Saved entries:
'''

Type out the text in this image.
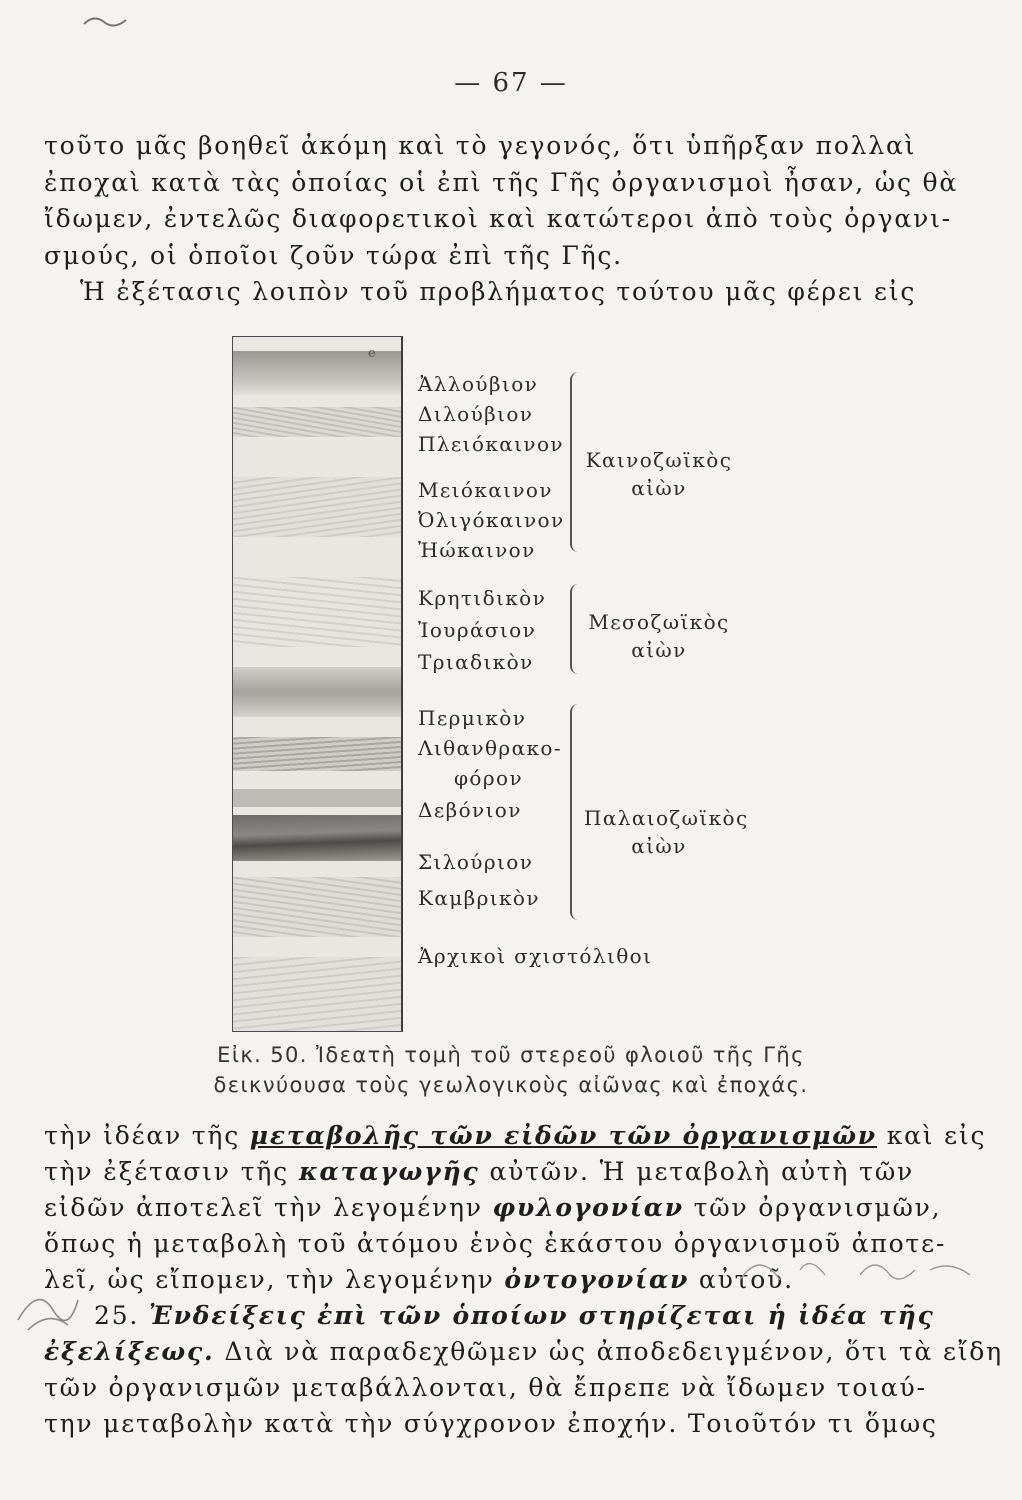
— 67 —
τοῦτο μᾶς βοηθεῖ ἀκόμη καὶ τὸ γεγονός, ὅτι ὑπῆρξαν πολλαὶ
ἐποχαὶ κατὰ τὰς ὁποίας οἱ ἐπὶ τῆς Γῆς ὀργανισμοὶ ἦσαν, ὡς θὰ
ἴδωμεν, ἐντελῶς διαφορετικοὶ καὶ κατώτεροι ἀπὸ τοὺς ὀργανι-
σμούς, οἱ ὁποῖοι ζοῦν τώρα ἐπὶ τῆς Γῆς.
Ἡ ἐξέτασις λοιπὸν τοῦ προβλήματος τούτου μᾶς φέρει εἰς
e
Ἀλλούβιον
Διλούβιον
Πλειόκαινον
Μειόκαινον
Ὀλιγόκαινον
Ἠώκαινον
Κρητιδικὸν
Ἰουράσιον
Τριαδικὸν
Περμικὸν
Λιθανθρακο-
φόρον
Δεβόνιον
Σιλούριον
Καμβρικὸν
Ἀρχικοὶ σχιστόλιθοι
Καινοζωϊκὸς
αἰὼν
Μεσοζωϊκὸς
αἰὼν
Παλαιοζωϊκὸς
αἰὼν
Εἰκ. 50. Ἰδεατὴ τομὴ τοῦ στερεοῦ φλοιοῦ τῆς Γῆς
δεικνύουσα τοὺς γεωλογικοὺς αἰῶνας καὶ ἐποχάς.
τὴν ἰδέαν τῆς μεταβολῆς τῶν εἰδῶν τῶν ὀργανισμῶν καὶ εἰς
τὴν ἐξέτασιν τῆς καταγωγῆς αὐτῶν. Ἡ μεταβολὴ αὐτὴ τῶν
εἰδῶν ἀποτελεῖ τὴν λεγομένην φυλογονίαν τῶν ὀργανισμῶν,
ὅπως ἡ μεταβολὴ τοῦ ἀτόμου ἑνὸς ἑκάστου ὀργανισμοῦ ἀποτε-
λεῖ, ὡς εἴπομεν, τὴν λεγομένην ὀντογονίαν αὐτοῦ.
25. Ἐνδείξεις ἐπὶ τῶν ὁποίων στηρίζεται ἡ ἰδέα τῆς
ἐξελίξεως. Διὰ νὰ παραδεχθῶμεν ὡς ἀποδεδειγμένον, ὅτι τὰ εἴδη
τῶν ὀργανισμῶν μεταβάλλονται, θὰ ἔπρεπε νὰ ἴδωμεν τοιαύ-
την μεταβολὴν κατὰ τὴν σύγχρονον ἐποχήν. Τοιοῦτόν τι ὅμως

'''

The data above needs to be retyped exactly, with the images left out.

Type out the text in this image.
— 67 —
τοῦτο μᾶς βοηθεῖ ἀκόμη καὶ τὸ γεγονός, ὅτι ὑπῆρξαν πολλαὶ
ἐποχαὶ κατὰ τὰς ὁποίας οἱ ἐπὶ τῆς Γῆς ὀργανισμοὶ ἦσαν, ὡς θὰ
ἴδωμεν, ἐντελῶς διαφορετικοὶ καὶ κατώτεροι ἀπὸ τοὺς ὀργανι-
σμούς, οἱ ὁποῖοι ζοῦν τώρα ἐπὶ τῆς Γῆς.
Ἡ ἐξέτασις λοιπὸν τοῦ προβλήματος τούτου μᾶς φέρει εἰς
e
Ἀλλούβιον
Διλούβιον
Πλειόκαινον
Μειόκαινον
Ὀλιγόκαινον
Ἠώκαινον
Κρητιδικὸν
Ἰουράσιον
Τριαδικὸν
Περμικὸν
Λιθανθρακο-
φόρον
Δεβόνιον
Σιλούριον
Καμβρικὸν
Ἀρχικοὶ σχιστόλιθοι
Καινοζωϊκὸς
αἰὼν
Μεσοζωϊκὸς
αἰὼν
Παλαιοζωϊκὸς
αἰὼν
Εἰκ. 50. Ἰδεατὴ τομὴ τοῦ στερεοῦ φλοιοῦ τῆς Γῆς
δεικνύουσα τοὺς γεωλογικοὺς αἰῶνας καὶ ἐποχάς.
τὴν ἰδέαν τῆς μεταβολῆς τῶν εἰδῶν τῶν ὀργανισμῶν καὶ εἰς
τὴν ἐξέτασιν τῆς καταγωγῆς αὐτῶν. Ἡ μεταβολὴ αὐτὴ τῶν
εἰδῶν ἀποτελεῖ τὴν λεγομένην φυλογονίαν τῶν ὀργανισμῶν,
ὅπως ἡ μεταβολὴ τοῦ ἀτόμου ἑνὸς ἑκάστου ὀργανισμοῦ ἀποτε-
λεῖ, ὡς εἴπομεν, τὴν λεγομένην ὀντογονίαν αὐτοῦ.
25. Ἐνδείξεις ἐπὶ τῶν ὁποίων στηρίζεται ἡ ἰδέα τῆς
ἐξελίξεως. Διὰ νὰ παραδεχθῶμεν ὡς ἀποδεδειγμένον, ὅτι τὰ εἴδη
τῶν ὀργανισμῶν μεταβάλλονται, θὰ ἔπρεπε νὰ ἴδωμεν τοιαύ-
την μεταβολὴν κατὰ τὴν σύγχρονον ἐποχήν. Τοιοῦτόν τι ὅμως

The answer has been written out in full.